Copy out the data below word for word, leaving out the pictures.

__PROVIDED INFORMATION__:
◆ ◆ ◆
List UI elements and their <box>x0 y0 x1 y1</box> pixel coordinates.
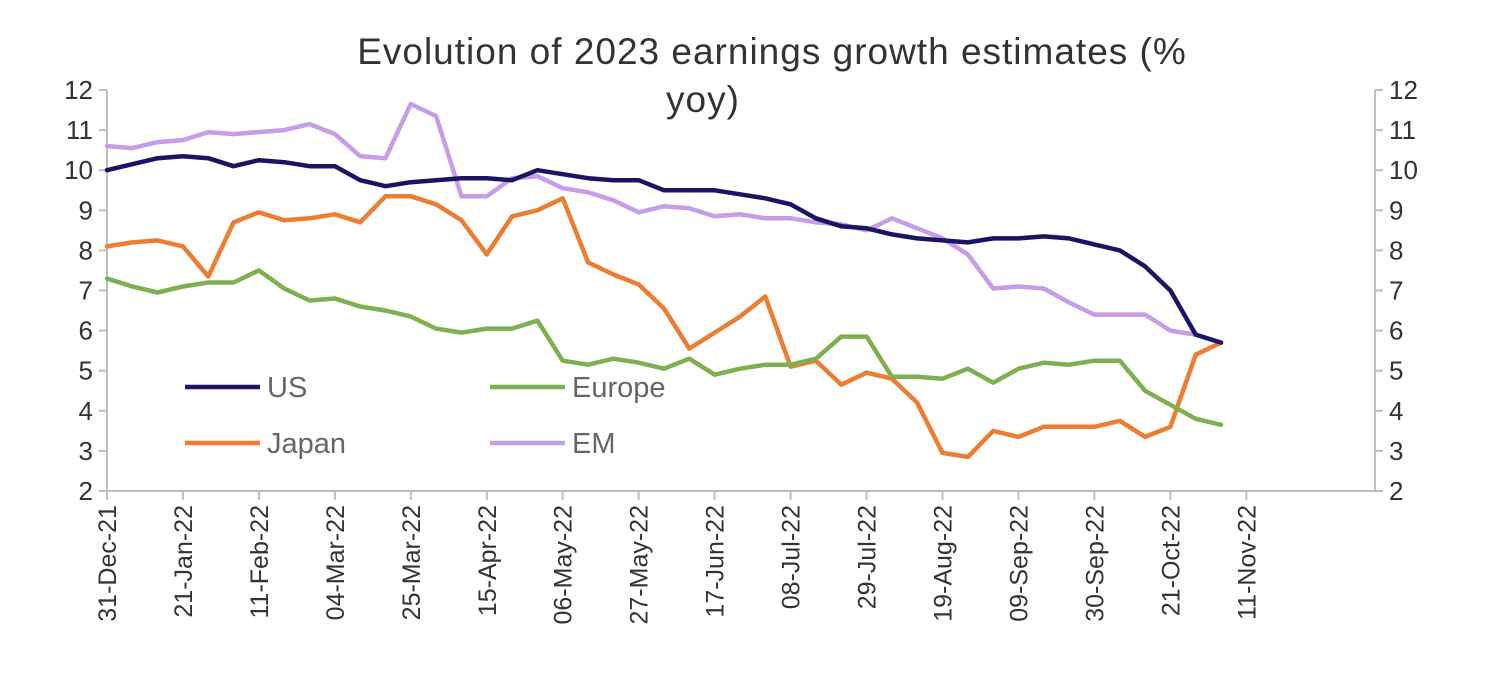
y-tick-label-left: 7 <box>79 276 93 306</box>
chart-title-line-2: yoy) <box>666 79 740 120</box>
y-tick-label-right: 4 <box>1389 396 1403 426</box>
x-tick-label: 15-Apr-22 <box>474 505 502 616</box>
x-tick-label: 29-Jul-22 <box>854 505 882 609</box>
x-tick-label: 11-Feb-22 <box>246 505 274 619</box>
x-tick-label: 25-Mar-22 <box>398 505 426 620</box>
y-tick-label-left: 9 <box>79 195 93 225</box>
y-axis-right-tick-labels: 2 3 4 5 6 7 8 9 10 11 12 <box>1389 75 1418 506</box>
y-tick-label-left: 3 <box>79 436 93 466</box>
series-line-em <box>104 101 1224 345</box>
y-tick-label-left: 11 <box>66 115 93 145</box>
x-tick-label: 19-Aug-22 <box>930 505 958 622</box>
y-tick-label-right: 8 <box>1389 235 1403 265</box>
y-tick-label-left: 4 <box>79 396 93 426</box>
y-tick-label-right: 5 <box>1389 356 1403 386</box>
y-tick-label-left: 2 <box>79 476 93 506</box>
x-tick-label: 17-Jun-22 <box>702 505 730 618</box>
x-tick-label: 11-Nov-22 <box>1233 505 1261 620</box>
legend-label-europe: Europe <box>572 372 666 404</box>
x-tick-label: 30-Sep-22 <box>1081 505 1109 622</box>
y-tick-label-left: 5 <box>79 356 93 386</box>
axes <box>99 89 1383 500</box>
y-tick-label-left: 8 <box>79 235 93 265</box>
y-tick-label-right: 2 <box>1389 476 1403 506</box>
x-axis-tick-labels: 31-Dec-21 21-Jan-22 11-Feb-22 04-Mar-22 25-M… <box>94 505 1261 625</box>
chart-title-line-1: Evolution of 2023 earnings growth estima… <box>357 31 1187 72</box>
x-tick-label: 31-Dec-21 <box>94 505 122 622</box>
series-lines <box>104 101 1224 460</box>
x-tick-label: 09-Sep-22 <box>1005 505 1033 622</box>
series-line-japan <box>104 194 1224 460</box>
x-tick-label: 21-Oct-22 <box>1157 505 1185 616</box>
x-tick-label: 06-May-22 <box>550 505 578 625</box>
y-tick-label-right: 10 <box>1389 155 1418 185</box>
y-tick-label-left: 6 <box>79 316 93 346</box>
y-tick-label-right: 7 <box>1389 276 1403 306</box>
legend-label-em: EM <box>572 428 616 460</box>
y-axis-left-tick-labels: 2 3 4 5 6 7 8 9 10 11 12 <box>64 75 93 506</box>
y-tick-label-left: 10 <box>64 155 93 185</box>
y-tick-label-right: 3 <box>1389 436 1403 466</box>
series-line-us <box>104 153 1224 345</box>
legend-label-japan: Japan <box>267 428 346 460</box>
y-tick-label-right: 12 <box>1389 75 1418 105</box>
series-line-europe <box>104 268 1224 428</box>
y-tick-label-right: 9 <box>1389 195 1403 225</box>
legend: US Europe Japan EM <box>185 372 666 460</box>
x-tick-label: 21-Jan-22 <box>170 505 198 618</box>
x-tick-label: 04-Mar-22 <box>322 505 350 620</box>
y-tick-label-right: 6 <box>1389 316 1403 346</box>
y-tick-label-right: 11 <box>1389 115 1416 145</box>
legend-label-us: US <box>267 372 307 404</box>
x-tick-label: 08-Jul-22 <box>778 505 806 609</box>
y-tick-label-left: 12 <box>64 75 93 105</box>
x-tick-label: 27-May-22 <box>626 505 654 625</box>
◆ ◆ ◆
__FINISHED EXERCISE__:
List UI elements and their <box>x0 y0 x1 y1</box> pixel coordinates.
y-tick-label-left: 7 <box>79 276 93 306</box>
chart-title-line-2: yoy) <box>666 79 740 120</box>
y-tick-label-right: 4 <box>1389 396 1403 426</box>
x-tick-label: 15-Apr-22 <box>474 505 502 616</box>
x-tick-label: 29-Jul-22 <box>854 505 882 609</box>
x-tick-label: 11-Feb-22 <box>246 505 274 619</box>
x-tick-label: 25-Mar-22 <box>398 505 426 620</box>
y-tick-label-left: 9 <box>79 195 93 225</box>
y-axis-right-tick-labels: 2 3 4 5 6 7 8 9 10 11 12 <box>1389 75 1418 506</box>
y-tick-label-left: 3 <box>79 436 93 466</box>
series-line-em <box>104 101 1224 345</box>
y-tick-label-left: 11 <box>66 115 93 145</box>
x-tick-label: 19-Aug-22 <box>930 505 958 622</box>
y-tick-label-right: 8 <box>1389 235 1403 265</box>
y-tick-label-left: 4 <box>79 396 93 426</box>
y-tick-label-right: 5 <box>1389 356 1403 386</box>
y-tick-label-left: 2 <box>79 476 93 506</box>
x-tick-label: 17-Jun-22 <box>702 505 730 618</box>
x-tick-label: 11-Nov-22 <box>1233 505 1261 620</box>
legend-label-europe: Europe <box>572 372 666 404</box>
x-tick-label: 30-Sep-22 <box>1081 505 1109 622</box>
y-tick-label-left: 5 <box>79 356 93 386</box>
axes <box>99 89 1383 500</box>
y-tick-label-left: 8 <box>79 235 93 265</box>
y-tick-label-right: 2 <box>1389 476 1403 506</box>
x-axis-tick-labels: 31-Dec-21 21-Jan-22 11-Feb-22 04-Mar-22 25-M… <box>94 505 1261 625</box>
chart-title-line-1: Evolution of 2023 earnings growth estima… <box>357 31 1187 72</box>
x-tick-label: 31-Dec-21 <box>94 505 122 622</box>
series-lines <box>104 101 1224 460</box>
x-tick-label: 09-Sep-22 <box>1005 505 1033 622</box>
series-line-japan <box>104 194 1224 460</box>
x-tick-label: 21-Oct-22 <box>1157 505 1185 616</box>
x-tick-label: 06-May-22 <box>550 505 578 625</box>
y-tick-label-right: 10 <box>1389 155 1418 185</box>
y-tick-label-left: 6 <box>79 316 93 346</box>
y-tick-label-right: 7 <box>1389 276 1403 306</box>
legend-label-em: EM <box>572 428 616 460</box>
y-axis-left-tick-labels: 2 3 4 5 6 7 8 9 10 11 12 <box>64 75 93 506</box>
y-tick-label-left: 10 <box>64 155 93 185</box>
y-tick-label-right: 3 <box>1389 436 1403 466</box>
series-line-us <box>104 153 1224 345</box>
legend-label-japan: Japan <box>267 428 346 460</box>
y-tick-label-right: 12 <box>1389 75 1418 105</box>
series-line-europe <box>104 268 1224 428</box>
y-tick-label-right: 9 <box>1389 195 1403 225</box>
legend: US Europe Japan EM <box>185 372 666 460</box>
x-tick-label: 21-Jan-22 <box>170 505 198 618</box>
x-tick-label: 04-Mar-22 <box>322 505 350 620</box>
y-tick-label-right: 6 <box>1389 316 1403 346</box>
y-tick-label-right: 11 <box>1389 115 1416 145</box>
legend-label-us: US <box>267 372 307 404</box>
x-tick-label: 08-Jul-22 <box>778 505 806 609</box>
y-tick-label-left: 12 <box>64 75 93 105</box>
x-tick-label: 27-May-22 <box>626 505 654 625</box>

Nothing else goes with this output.